== Stated problem ==
Return all lines below containing the word "What".
— Begin —
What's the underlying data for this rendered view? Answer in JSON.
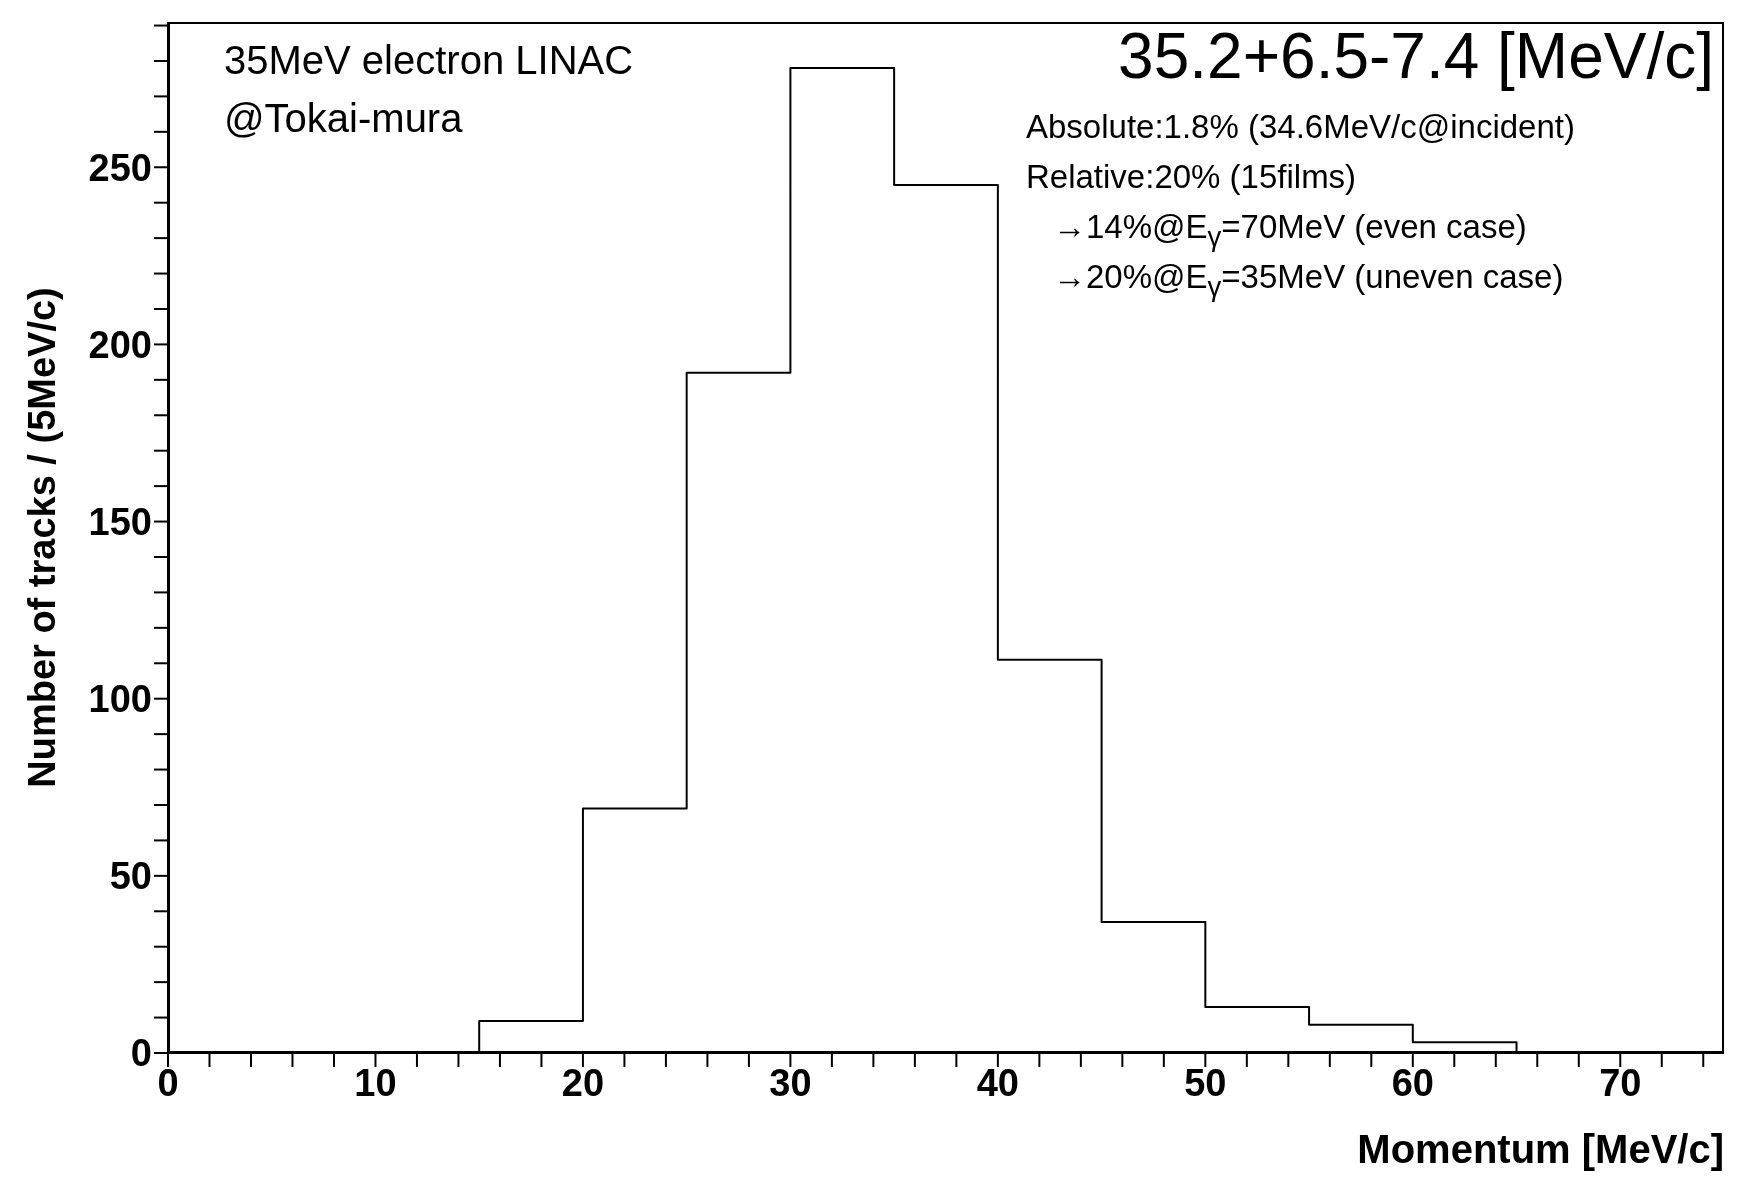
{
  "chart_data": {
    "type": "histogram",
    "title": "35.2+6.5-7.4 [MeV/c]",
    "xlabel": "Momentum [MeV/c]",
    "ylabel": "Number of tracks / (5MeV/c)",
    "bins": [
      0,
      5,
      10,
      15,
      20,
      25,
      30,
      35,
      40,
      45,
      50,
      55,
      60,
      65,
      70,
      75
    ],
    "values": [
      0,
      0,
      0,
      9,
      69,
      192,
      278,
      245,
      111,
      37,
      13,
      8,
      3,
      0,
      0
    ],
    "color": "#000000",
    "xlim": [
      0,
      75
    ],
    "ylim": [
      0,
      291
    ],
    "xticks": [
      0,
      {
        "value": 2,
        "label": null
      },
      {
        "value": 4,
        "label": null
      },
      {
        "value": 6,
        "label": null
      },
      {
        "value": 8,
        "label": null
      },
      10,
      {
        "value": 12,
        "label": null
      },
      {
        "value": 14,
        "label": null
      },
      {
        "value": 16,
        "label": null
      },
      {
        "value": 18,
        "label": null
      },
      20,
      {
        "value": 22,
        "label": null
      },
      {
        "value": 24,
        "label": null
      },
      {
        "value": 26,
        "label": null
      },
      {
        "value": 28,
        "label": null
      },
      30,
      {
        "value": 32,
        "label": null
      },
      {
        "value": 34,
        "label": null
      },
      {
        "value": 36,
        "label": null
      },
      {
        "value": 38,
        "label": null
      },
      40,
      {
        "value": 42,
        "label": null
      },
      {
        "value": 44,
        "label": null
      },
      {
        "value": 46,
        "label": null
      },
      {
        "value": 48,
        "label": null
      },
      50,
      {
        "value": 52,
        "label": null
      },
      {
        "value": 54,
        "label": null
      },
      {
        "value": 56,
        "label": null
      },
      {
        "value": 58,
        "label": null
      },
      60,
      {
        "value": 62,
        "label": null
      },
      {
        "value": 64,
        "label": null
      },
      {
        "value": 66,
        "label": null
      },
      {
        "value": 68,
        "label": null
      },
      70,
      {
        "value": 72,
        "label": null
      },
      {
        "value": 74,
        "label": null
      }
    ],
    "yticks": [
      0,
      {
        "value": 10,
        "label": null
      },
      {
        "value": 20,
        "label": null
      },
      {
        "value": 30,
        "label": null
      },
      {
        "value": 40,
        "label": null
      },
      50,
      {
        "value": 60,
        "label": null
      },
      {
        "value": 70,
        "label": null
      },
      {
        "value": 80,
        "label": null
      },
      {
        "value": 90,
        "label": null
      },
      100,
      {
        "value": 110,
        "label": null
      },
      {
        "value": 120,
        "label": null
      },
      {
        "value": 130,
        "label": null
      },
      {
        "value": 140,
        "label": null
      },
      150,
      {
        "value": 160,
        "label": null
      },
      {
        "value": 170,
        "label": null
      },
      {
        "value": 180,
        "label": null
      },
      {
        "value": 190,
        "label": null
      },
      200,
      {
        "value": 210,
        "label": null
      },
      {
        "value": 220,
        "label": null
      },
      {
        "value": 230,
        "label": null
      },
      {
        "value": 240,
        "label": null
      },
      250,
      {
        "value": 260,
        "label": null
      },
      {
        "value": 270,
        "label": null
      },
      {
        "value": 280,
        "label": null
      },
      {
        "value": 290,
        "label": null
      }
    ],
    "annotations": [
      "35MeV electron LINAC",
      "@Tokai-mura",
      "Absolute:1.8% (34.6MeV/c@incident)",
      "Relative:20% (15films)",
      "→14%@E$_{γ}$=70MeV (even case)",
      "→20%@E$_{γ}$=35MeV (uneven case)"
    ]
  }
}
— End —
— Begin —
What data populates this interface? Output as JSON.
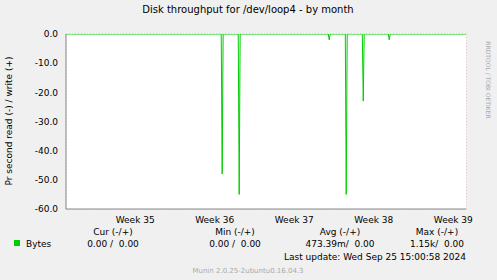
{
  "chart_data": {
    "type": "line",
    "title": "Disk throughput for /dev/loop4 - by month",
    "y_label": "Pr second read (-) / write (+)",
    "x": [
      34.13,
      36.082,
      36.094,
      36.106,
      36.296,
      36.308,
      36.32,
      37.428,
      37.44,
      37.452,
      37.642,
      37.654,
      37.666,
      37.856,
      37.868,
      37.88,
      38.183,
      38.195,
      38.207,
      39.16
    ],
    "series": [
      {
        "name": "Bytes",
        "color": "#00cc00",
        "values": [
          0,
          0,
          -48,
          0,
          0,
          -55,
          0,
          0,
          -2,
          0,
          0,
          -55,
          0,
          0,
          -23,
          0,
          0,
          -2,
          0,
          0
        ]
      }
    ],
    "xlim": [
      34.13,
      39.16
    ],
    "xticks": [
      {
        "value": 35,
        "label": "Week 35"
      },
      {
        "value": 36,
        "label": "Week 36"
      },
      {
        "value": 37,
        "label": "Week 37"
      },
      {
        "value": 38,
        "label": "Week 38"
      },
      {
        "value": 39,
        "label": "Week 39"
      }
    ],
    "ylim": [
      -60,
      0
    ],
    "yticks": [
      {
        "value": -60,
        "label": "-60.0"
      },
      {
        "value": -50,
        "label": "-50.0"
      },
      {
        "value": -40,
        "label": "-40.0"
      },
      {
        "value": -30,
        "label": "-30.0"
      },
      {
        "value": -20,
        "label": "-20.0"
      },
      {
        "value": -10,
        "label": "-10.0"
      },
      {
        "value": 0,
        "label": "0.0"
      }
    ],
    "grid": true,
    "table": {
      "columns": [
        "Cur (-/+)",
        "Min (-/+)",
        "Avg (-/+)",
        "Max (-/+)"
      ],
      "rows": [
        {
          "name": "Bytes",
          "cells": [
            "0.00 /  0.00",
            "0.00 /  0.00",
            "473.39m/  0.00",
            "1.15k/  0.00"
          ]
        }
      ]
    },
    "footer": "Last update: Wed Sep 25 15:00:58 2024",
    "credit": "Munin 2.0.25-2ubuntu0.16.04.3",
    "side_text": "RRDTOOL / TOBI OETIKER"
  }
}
— End —
== Completed task ==
What's the underlying data for this rendered view? Answer in JSON.
What data populates this interface? Output as JSON.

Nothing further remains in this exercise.